-- Start of Supplied records --
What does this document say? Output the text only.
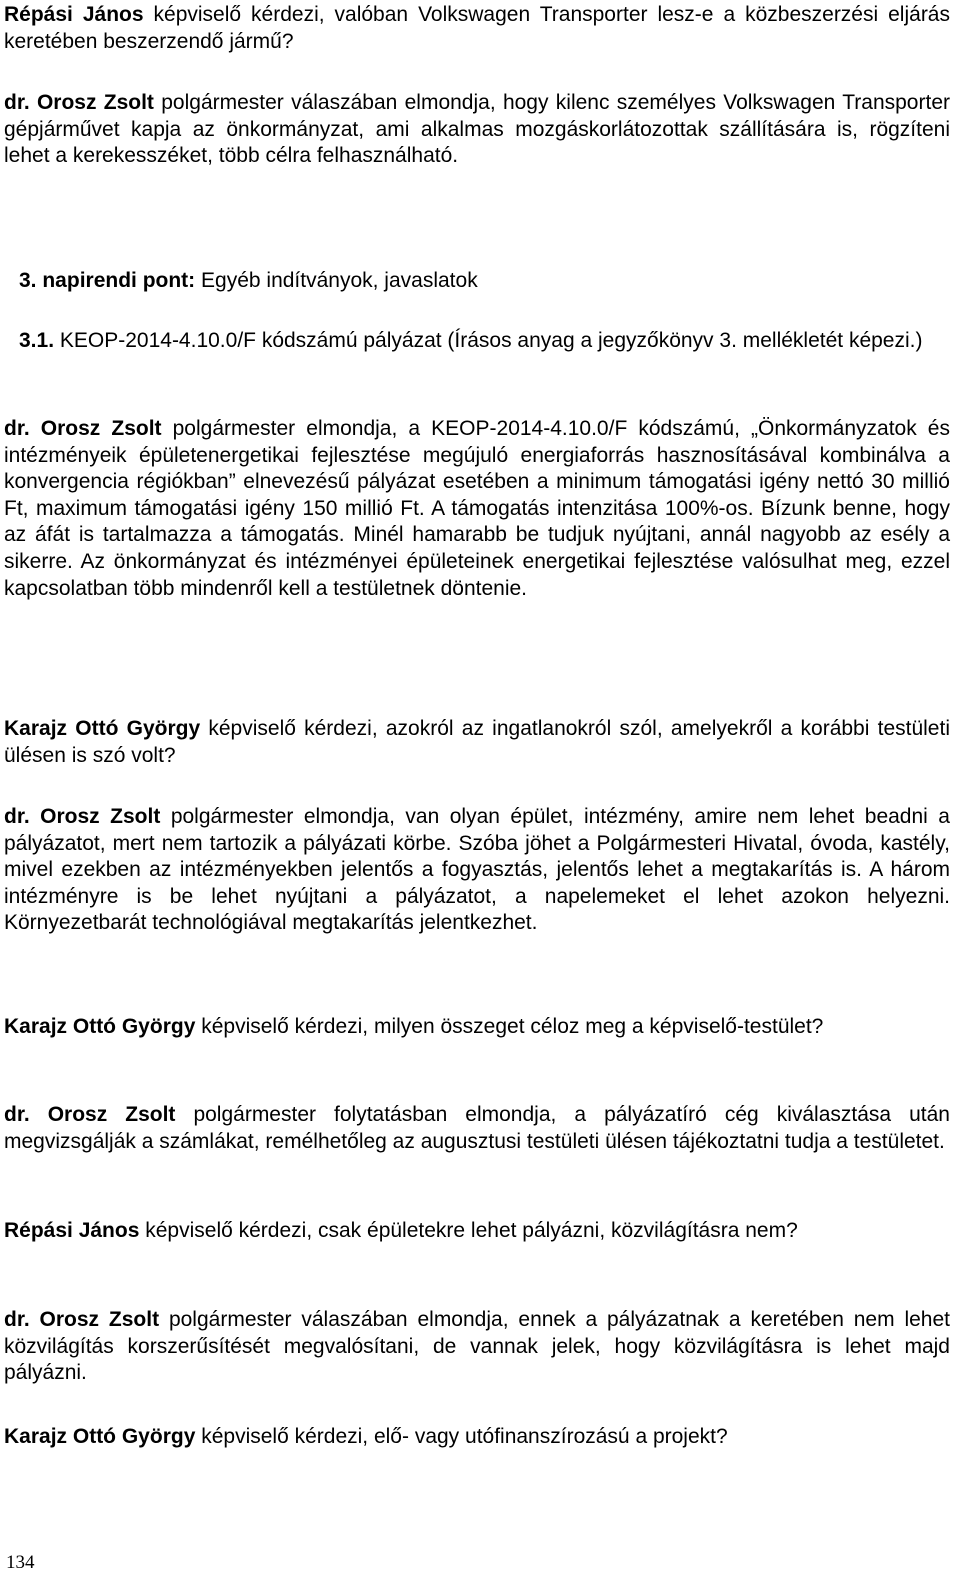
Répási János képviselő kérdezi, valóban Volkswagen Transporter lesz-e a közbeszerzési eljárás keretében beszerzendő jármű?

dr. Orosz Zsolt polgármester válaszában elmondja, hogy kilenc személyes Volkswagen Transporter gépjárművet kapja az önkormányzat, ami alkalmas mozgáskorlátozottak szállítására is, rögzíteni lehet a kerekesszéket, több célra felhasználható.

3. napirendi pont: Egyéb indítványok, javaslatok
3.1. KEOP-2014-4.10.0/F kódszámú pályázat (Írásos anyag a jegyzőkönyv 3. mellékletét képezi.)

dr. Orosz Zsolt polgármester elmondja, a KEOP-2014-4.10.0/F kódszámú, „Önkormányzatok és intézményeik épületenergetikai fejlesztése megújuló energiaforrás hasznosításával kombinálva a konvergencia régiókban” elnevezésű pályázat esetében a minimum támogatási igény nettó 30 millió Ft, maximum támogatási igény 150 millió Ft. A támogatás intenzitása 100%-os. Bízunk benne, hogy az áfát is tartalmazza a támogatás. Minél hamarabb be tudjuk nyújtani, annál nagyobb az esély a sikerre. Az önkormányzat és intézményei épületeinek energetikai fejlesztése valósulhat meg, ezzel kapcsolatban több mindenről kell a testületnek döntenie.

Karajz Ottó György képviselő kérdezi, azokról az ingatlanokról szól, amelyekről a korábbi testületi ülésen is szó volt?

dr. Orosz Zsolt polgármester elmondja, van olyan épület, intézmény, amire nem lehet beadni a pályázatot, mert nem tartozik a pályázati körbe. Szóba jöhet a Polgármesteri Hivatal, óvoda, kastély, mivel ezekben az intézményekben jelentős a fogyasztás, jelentős lehet a megtakarítás is. A három intézményre is be lehet nyújtani a pályázatot, a napelemeket el lehet azokon helyezni. Környezetbarát technológiával megtakarítás jelentkezhet.

Karajz Ottó György képviselő kérdezi, milyen összeget céloz meg a képviselő-testület?

dr. Orosz Zsolt polgármester folytatásban elmondja, a pályázatíró cég kiválasztása után megvizsgálják a számlákat, remélhetőleg az augusztusi testületi ülésen tájékoztatni tudja a testületet.

Répási János képviselő kérdezi, csak épületekre lehet pályázni, közvilágításra nem?

dr. Orosz Zsolt polgármester válaszában elmondja, ennek a pályázatnak a keretében nem lehet közvilágítás korszerűsítését megvalósítani, de vannak jelek, hogy közvilágításra is lehet majd pályázni.

Karajz Ottó György képviselő kérdezi, elő- vagy utófinanszírozású a projekt?

134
-- End of Supplied records --
Transcribe the records above exactly, omitting every picture they contain.

- **Result**:
What does this document say? Output the text only.
Répási János képviselő kérdezi, valóban Volkswagen Transporter lesz-e a közbeszerzési eljárás keretében beszerzendő jármű?

dr. Orosz Zsolt polgármester válaszában elmondja, hogy kilenc személyes Volkswagen Transporter gépjárművet kapja az önkormányzat, ami alkalmas mozgáskorlátozottak szállítására is, rögzíteni lehet a kerekesszéket, több célra felhasználható.

3. napirendi pont: Egyéb indítványok, javaslatok
3.1. KEOP-2014-4.10.0/F kódszámú pályázat (Írásos anyag a jegyzőkönyv 3. mellékletét képezi.)

dr. Orosz Zsolt polgármester elmondja, a KEOP-2014-4.10.0/F kódszámú, „Önkormányzatok és intézményeik épületenergetikai fejlesztése megújuló energiaforrás hasznosításával kombinálva a konvergencia régiókban” elnevezésű pályázat esetében a minimum támogatási igény nettó 30 millió Ft, maximum támogatási igény 150 millió Ft. A támogatás intenzitása 100%-os. Bízunk benne, hogy az áfát is tartalmazza a támogatás. Minél hamarabb be tudjuk nyújtani, annál nagyobb az esély a sikerre. Az önkormányzat és intézményei épületeinek energetikai fejlesztése valósulhat meg, ezzel kapcsolatban több mindenről kell a testületnek döntenie.

Karajz Ottó György képviselő kérdezi, azokról az ingatlanokról szól, amelyekről a korábbi testületi ülésen is szó volt?

dr. Orosz Zsolt polgármester elmondja, van olyan épület, intézmény, amire nem lehet beadni a pályázatot, mert nem tartozik a pályázati körbe. Szóba jöhet a Polgármesteri Hivatal, óvoda, kastély, mivel ezekben az intézményekben jelentős a fogyasztás, jelentős lehet a megtakarítás is. A három intézményre is be lehet nyújtani a pályázatot, a napelemeket el lehet azokon helyezni. Környezetbarát technológiával megtakarítás jelentkezhet.

Karajz Ottó György képviselő kérdezi, milyen összeget céloz meg a képviselő-testület?

dr. Orosz Zsolt polgármester folytatásban elmondja, a pályázatíró cég kiválasztása után megvizsgálják a számlákat, remélhetőleg az augusztusi testületi ülésen tájékoztatni tudja a testületet.

Répási János képviselő kérdezi, csak épületekre lehet pályázni, közvilágításra nem?

dr. Orosz Zsolt polgármester válaszában elmondja, ennek a pályázatnak a keretében nem lehet közvilágítás korszerűsítését megvalósítani, de vannak jelek, hogy közvilágításra is lehet majd pályázni.

Karajz Ottó György képviselő kérdezi, elő- vagy utófinanszírozású a projekt?

134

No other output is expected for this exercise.